- TEXTE EXTRAIT
-- -- --

Conçu avec une ancienne collaboratrice devenue entrepreneure spécialisée dans les dispositifs ludiques en entreprise, ce jeu mobile peut être déployé partout : dans les locaux de Quiberon, chez France Travail, en agence d’intérim ou même en extérieur.
À travers le jeu, les recruteurs observent naturellement les comportements : esprit d’équipe, dynamisme, leadership, discrétion, coopération ou individualisme. "En tant que RH, c’est extrêmement riche d’observer les interactions pendant le jeu."
L’outil présente aussi un autre avantage majeur : favoriser l’inclusion. Grâce à des supports visuels et des mécaniques accessibles, des personnes étrangères ou en situation de handicap peuvent pleinement participer.
Résultat : les sessions affichent rapidement complet, avec jusqu’à 15 participants par session, contre 4 ou 5 auparavant. Et surtout, le taux de réussite et d’intégration des recrutements progresse fortement.
La mobilité, nouvel enjeu stratégique RH
Mais recruter ne suffit pas lorsque les salariés peinent à se déplacer.
Sur la presqu’île de Quiberon, le logement est rare et coûteux. Beaucoup de candidats résident à distance. En 2022, l’entreprise manque encore plusieurs dizaines de saisonniers.
La Belle-Iloise lance alors des ateliers de résolution de problèmes associant saisonniers, permanents et encadrement. Une démarche participative qui fait émerger 260 idées.
Deux problématiques dominent : la communication… et la mobilité. Parmi les mesures prioritaires retenues : la mise en place d’une navette domicile-travail.
Après un sondage auprès des salariés, l’entreprise teste un premier bus de 20 places. Succès immédiat. Le dispositif évolue ensuite vers un bus de 35 places, puis de 60 places aujourd’hui déjà complet.
La navette relie notamment Auray, Plouharnel et Quiberon avec des horaires ajustés quotidiennement en fonction des rythmes de production. "Nous avons compris que si nous voulions recruter, il fallait aussi lever les freins périphériques à l’emploi", explique Claudie Jan.
Au-delà du recrutement, le dispositif réduit le nombre de véhicules sur la presqu’île, soutient le pouvoir d’achat des salariés et s’inscrit pleinement dans une logique RSE.
Une politique RH construite avec les salariés
La transformation engagée ne s’arrête pas au recrutement. La Belle-Iloise multiplie les dispositifs de co-construction : forfait mobilité durable, soutien au covoiturage, indemnités vélo, titres-restaurant, réflexion sur les conditions de travail, communication interne ou encore moments de convivialité.

-- -- --

- DONNÉES ÉTUDIÉES
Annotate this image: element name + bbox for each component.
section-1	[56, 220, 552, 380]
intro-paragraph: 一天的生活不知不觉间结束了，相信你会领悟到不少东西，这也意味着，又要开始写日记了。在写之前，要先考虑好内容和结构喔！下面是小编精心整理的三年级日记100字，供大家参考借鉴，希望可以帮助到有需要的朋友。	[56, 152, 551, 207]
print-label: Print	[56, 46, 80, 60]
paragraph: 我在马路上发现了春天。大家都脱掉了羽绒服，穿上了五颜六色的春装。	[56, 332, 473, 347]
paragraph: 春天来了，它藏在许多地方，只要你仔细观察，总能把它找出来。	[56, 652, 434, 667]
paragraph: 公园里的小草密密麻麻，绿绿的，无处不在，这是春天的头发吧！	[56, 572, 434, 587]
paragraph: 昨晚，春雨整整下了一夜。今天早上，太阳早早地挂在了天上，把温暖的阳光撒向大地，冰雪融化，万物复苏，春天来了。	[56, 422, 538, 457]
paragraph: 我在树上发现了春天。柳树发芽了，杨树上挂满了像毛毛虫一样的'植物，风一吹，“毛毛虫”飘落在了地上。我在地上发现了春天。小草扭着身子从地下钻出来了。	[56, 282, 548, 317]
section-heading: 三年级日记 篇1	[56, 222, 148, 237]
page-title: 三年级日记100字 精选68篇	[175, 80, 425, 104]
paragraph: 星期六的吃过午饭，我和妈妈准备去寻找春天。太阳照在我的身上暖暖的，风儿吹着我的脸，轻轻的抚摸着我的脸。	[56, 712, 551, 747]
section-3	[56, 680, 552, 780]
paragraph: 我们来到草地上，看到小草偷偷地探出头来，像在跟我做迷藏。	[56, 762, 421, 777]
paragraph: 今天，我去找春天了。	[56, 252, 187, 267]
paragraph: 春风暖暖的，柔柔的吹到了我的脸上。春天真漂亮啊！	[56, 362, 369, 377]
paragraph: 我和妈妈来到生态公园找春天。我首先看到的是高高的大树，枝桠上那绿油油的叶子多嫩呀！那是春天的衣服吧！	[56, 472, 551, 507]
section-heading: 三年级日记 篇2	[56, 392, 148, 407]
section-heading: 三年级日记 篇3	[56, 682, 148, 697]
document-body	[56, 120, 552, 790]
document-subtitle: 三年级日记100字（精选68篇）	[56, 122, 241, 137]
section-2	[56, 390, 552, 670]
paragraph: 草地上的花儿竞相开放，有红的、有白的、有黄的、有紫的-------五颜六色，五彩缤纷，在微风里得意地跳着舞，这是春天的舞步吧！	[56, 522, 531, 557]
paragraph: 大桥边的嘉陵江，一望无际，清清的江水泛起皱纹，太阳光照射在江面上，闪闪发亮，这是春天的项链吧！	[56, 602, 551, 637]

-- -- --

- CONSIGNE
Poursuivez l'article sur la politique RH de La Belle-Iloise en reprenant juste après sa dernière phrase.

- ZONE DE RÉPONSE
L’entreprise a également lancé une vaste démarche baptisée "Ensemble, construisons aujourd’hui l’entreprise de demain", ouverte à tous les salariés : production, logistique, boutiques et siège.
Objectif : identifier les points forts, les insatisfactions et les attentes des équipes afin de bâtir collectivement la feuille de route de demain. "Plus on implique les salariés, plus ils s’engagent", résume Claudie Jan.
Dernier exemple en date : un séminaire entièrement imaginé et organisé par des collaborateurs volontaires. Une initiative qui a profondément marqué les équipes. "Je n’avais jamais vu autant de sourires pendant une journée", confie-t-elle.
Une marque employeur qui change d’image
Les effets se font désormais sentir bien au-delà de l’entreprise. Sur les forums emploi, les candidats connaissent déjà les dispositifs RH de La Belle-Iloise. Certains reviennent chaque année dans l’espoir d’intégrer les équipes. La notoriété de la marque employeur progresse, portée autant par les actions internes que par le bouche-à-oreille.
Après les années difficiles de 2022-2023, l’entreprise a finalement réussi à pourvoir l’ensemble de ses besoins de recrutement en 2024 puis en 2025. Une preuve, selon Claudie Jan, qu’il est possible d’innover même dans des métiers industriels et saisonniers : "Il faut accepter de se remettre en question, écouter les salariés et construire avec eux les solutions de demain."